··· Task material ···

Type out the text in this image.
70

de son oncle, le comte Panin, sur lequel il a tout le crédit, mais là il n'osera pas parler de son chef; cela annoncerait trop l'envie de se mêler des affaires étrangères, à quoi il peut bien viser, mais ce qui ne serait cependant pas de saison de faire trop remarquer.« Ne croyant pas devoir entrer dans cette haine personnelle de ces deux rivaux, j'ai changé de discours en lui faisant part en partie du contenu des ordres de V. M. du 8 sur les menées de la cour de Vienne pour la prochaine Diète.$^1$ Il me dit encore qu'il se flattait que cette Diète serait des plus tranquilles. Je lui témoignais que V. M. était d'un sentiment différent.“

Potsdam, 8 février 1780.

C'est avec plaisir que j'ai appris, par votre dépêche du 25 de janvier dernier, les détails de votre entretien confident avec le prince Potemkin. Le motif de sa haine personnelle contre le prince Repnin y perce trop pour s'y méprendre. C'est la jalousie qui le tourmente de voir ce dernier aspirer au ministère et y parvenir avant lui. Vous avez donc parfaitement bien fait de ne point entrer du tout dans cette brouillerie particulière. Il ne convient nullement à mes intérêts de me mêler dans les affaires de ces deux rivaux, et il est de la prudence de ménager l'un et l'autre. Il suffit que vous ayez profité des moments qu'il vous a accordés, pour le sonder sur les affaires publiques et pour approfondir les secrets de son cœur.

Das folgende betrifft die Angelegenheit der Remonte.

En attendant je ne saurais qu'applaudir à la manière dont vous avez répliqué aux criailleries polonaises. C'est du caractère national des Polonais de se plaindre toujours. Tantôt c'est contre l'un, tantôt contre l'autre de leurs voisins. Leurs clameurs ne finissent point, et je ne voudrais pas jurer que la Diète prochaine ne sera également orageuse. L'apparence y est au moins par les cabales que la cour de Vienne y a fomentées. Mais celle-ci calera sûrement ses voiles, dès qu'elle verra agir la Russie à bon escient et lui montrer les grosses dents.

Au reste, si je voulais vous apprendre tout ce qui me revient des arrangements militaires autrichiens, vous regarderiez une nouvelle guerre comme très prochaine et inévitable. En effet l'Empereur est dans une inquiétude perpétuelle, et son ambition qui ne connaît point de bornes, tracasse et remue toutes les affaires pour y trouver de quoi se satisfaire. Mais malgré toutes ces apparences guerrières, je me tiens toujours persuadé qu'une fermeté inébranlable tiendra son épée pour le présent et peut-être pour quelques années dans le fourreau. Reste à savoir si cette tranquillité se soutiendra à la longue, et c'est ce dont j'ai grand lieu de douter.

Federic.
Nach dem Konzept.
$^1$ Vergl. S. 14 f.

···

Every record above needs to be repeated word for word.

Full answer ::
Type out the text in this image.
70

de son oncle, le comte Panin, sur lequel il a tout le crédit, mais là il n'osera pas parler de son chef; cela annoncerait trop l'envie de se mêler des affaires étrangères, à quoi il peut bien viser, mais ce qui ne serait cependant pas de saison de faire trop remarquer.« Ne croyant pas devoir entrer dans cette haine personnelle de ces deux rivaux, j'ai changé de discours en lui faisant part en partie du contenu des ordres de V. M. du 8 sur les menées de la cour de Vienne pour la prochaine Diète.$^1$ Il me dit encore qu'il se flattait que cette Diète serait des plus tranquilles. Je lui témoignais que V. M. était d'un sentiment différent.“

Potsdam, 8 février 1780.

C'est avec plaisir que j'ai appris, par votre dépêche du 25 de janvier dernier, les détails de votre entretien confident avec le prince Potemkin. Le motif de sa haine personnelle contre le prince Repnin y perce trop pour s'y méprendre. C'est la jalousie qui le tourmente de voir ce dernier aspirer au ministère et y parvenir avant lui. Vous avez donc parfaitement bien fait de ne point entrer du tout dans cette brouillerie particulière. Il ne convient nullement à mes intérêts de me mêler dans les affaires de ces deux rivaux, et il est de la prudence de ménager l'un et l'autre. Il suffit que vous ayez profité des moments qu'il vous a accordés, pour le sonder sur les affaires publiques et pour approfondir les secrets de son cœur.

Das folgende betrifft die Angelegenheit der Remonte.

En attendant je ne saurais qu'applaudir à la manière dont vous avez répliqué aux criailleries polonaises. C'est du caractère national des Polonais de se plaindre toujours. Tantôt c'est contre l'un, tantôt contre l'autre de leurs voisins. Leurs clameurs ne finissent point, et je ne voudrais pas jurer que la Diète prochaine ne sera également orageuse. L'apparence y est au moins par les cabales que la cour de Vienne y a fomentées. Mais celle-ci calera sûrement ses voiles, dès qu'elle verra agir la Russie à bon escient et lui montrer les grosses dents.

Au reste, si je voulais vous apprendre tout ce qui me revient des arrangements militaires autrichiens, vous regarderiez une nouvelle guerre comme très prochaine et inévitable. En effet l'Empereur est dans une inquiétude perpétuelle, et son ambition qui ne connaît point de bornes, tracasse et remue toutes les affaires pour y trouver de quoi se satisfaire. Mais malgré toutes ces apparences guerrières, je me tiens toujours persuadé qu'une fermeté inébranlable tiendra son épée pour le présent et peut-être pour quelques années dans le fourreau. Reste à savoir si cette tranquillité se soutiendra à la longue, et c'est ce dont j'ai grand lieu de douter.

Federic.
Nach dem Konzept.
$^1$ Vergl. S. 14 f.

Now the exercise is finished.